**EXERCISE DATA**
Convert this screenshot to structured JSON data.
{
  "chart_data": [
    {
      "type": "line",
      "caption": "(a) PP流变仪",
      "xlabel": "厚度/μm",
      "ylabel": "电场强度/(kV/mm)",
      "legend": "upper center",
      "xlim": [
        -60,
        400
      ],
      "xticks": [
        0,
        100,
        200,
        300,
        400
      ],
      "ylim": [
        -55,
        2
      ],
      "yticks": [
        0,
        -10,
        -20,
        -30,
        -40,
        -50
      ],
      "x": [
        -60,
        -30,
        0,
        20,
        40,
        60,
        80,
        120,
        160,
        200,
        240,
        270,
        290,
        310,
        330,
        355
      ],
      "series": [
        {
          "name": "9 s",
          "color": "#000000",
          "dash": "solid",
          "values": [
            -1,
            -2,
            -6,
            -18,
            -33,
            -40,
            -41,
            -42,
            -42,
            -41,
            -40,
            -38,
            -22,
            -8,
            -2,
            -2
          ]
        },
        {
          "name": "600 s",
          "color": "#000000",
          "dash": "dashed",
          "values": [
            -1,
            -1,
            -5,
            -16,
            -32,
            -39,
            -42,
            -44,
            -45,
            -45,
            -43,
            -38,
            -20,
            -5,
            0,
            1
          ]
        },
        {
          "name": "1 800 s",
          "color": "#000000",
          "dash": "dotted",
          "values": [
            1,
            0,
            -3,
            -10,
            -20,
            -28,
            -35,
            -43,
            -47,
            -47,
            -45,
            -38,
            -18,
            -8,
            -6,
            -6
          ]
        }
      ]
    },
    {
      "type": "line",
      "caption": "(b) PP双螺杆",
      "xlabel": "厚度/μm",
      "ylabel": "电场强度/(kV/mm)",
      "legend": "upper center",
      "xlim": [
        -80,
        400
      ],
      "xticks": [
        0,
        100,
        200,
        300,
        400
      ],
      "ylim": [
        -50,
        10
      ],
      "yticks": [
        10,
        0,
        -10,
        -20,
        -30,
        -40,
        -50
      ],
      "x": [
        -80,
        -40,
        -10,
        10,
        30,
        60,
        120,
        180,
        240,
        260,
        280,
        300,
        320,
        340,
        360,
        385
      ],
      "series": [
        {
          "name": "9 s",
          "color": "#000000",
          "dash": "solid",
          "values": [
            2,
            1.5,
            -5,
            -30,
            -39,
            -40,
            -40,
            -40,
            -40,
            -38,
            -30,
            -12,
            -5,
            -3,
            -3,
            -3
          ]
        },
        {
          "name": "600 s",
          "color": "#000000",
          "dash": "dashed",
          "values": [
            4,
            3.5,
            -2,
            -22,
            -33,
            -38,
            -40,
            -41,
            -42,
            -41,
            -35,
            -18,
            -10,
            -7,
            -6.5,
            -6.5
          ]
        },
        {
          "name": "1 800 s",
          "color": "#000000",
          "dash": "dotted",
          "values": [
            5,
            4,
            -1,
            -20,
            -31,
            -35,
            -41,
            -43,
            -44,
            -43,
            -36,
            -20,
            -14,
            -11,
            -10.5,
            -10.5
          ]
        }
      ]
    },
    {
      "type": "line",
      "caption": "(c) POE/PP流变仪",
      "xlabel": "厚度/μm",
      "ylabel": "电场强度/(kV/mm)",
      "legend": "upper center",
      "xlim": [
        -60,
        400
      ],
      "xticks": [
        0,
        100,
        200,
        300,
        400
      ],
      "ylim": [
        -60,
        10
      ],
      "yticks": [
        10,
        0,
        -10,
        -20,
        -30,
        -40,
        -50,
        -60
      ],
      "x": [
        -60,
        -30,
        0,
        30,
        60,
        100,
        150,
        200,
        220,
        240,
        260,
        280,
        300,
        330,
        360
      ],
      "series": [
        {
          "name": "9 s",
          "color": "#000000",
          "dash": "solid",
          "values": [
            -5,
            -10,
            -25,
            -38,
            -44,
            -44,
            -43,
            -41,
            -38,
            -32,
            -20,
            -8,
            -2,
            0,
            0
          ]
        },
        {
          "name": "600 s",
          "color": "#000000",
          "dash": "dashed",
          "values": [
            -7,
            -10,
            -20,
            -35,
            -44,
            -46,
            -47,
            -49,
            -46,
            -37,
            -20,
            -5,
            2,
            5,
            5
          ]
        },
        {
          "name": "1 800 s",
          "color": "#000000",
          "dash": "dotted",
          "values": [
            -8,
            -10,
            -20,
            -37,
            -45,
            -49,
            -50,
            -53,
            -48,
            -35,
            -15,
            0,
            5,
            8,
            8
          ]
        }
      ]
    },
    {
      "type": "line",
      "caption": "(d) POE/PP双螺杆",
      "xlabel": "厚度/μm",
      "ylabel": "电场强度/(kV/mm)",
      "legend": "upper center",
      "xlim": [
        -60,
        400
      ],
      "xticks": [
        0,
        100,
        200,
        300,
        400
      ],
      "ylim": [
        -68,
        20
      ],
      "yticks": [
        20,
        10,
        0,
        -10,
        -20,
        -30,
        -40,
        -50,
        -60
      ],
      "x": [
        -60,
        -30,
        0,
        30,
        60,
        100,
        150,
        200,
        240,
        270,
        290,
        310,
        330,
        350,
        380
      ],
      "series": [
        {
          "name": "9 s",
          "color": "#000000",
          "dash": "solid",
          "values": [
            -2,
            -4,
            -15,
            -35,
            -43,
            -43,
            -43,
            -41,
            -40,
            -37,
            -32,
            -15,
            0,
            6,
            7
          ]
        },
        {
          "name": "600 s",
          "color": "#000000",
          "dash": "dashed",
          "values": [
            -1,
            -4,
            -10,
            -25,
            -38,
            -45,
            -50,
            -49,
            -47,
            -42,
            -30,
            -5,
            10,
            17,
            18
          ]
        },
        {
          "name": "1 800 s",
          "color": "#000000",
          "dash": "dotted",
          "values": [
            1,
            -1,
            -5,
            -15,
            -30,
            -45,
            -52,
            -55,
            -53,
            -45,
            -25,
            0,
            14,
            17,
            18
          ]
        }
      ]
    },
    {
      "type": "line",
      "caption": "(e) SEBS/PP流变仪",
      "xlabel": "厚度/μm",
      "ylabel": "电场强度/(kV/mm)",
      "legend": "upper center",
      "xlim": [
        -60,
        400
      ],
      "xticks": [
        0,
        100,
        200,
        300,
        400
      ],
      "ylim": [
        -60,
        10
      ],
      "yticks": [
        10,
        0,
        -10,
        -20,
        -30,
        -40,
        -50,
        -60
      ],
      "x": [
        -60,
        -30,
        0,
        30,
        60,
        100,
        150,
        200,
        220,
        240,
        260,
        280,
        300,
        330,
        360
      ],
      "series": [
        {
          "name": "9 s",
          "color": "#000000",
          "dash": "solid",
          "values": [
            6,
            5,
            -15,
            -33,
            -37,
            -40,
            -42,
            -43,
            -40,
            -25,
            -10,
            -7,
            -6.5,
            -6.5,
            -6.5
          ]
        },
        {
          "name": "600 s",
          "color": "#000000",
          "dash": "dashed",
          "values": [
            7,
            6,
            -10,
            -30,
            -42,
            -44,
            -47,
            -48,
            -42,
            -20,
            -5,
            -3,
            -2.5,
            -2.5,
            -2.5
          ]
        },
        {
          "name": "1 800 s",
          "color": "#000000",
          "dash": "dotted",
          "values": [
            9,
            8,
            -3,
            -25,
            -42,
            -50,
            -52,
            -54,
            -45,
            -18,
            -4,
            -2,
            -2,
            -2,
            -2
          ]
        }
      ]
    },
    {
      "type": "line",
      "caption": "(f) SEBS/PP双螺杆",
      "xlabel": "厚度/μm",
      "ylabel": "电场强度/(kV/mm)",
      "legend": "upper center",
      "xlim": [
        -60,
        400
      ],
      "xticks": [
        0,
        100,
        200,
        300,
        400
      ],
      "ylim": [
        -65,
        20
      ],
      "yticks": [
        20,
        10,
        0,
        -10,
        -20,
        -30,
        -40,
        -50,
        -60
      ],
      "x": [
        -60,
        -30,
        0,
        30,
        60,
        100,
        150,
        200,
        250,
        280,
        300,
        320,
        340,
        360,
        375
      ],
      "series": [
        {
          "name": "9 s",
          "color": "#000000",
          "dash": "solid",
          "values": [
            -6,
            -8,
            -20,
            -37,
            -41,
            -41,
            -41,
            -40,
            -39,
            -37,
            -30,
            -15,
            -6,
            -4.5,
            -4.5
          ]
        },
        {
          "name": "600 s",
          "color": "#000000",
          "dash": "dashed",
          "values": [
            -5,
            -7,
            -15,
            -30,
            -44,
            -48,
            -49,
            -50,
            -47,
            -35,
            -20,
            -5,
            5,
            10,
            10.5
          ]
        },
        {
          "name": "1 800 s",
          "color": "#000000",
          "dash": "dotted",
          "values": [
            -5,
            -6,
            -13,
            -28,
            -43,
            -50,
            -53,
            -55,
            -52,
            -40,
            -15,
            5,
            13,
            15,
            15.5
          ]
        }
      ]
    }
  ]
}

**INSTRUCTIONS TO FOLLOW**
From the data above, count the lines where "PP双螺杆" occurs and give that figure and nothing else.

**FINAL ANSWER**
3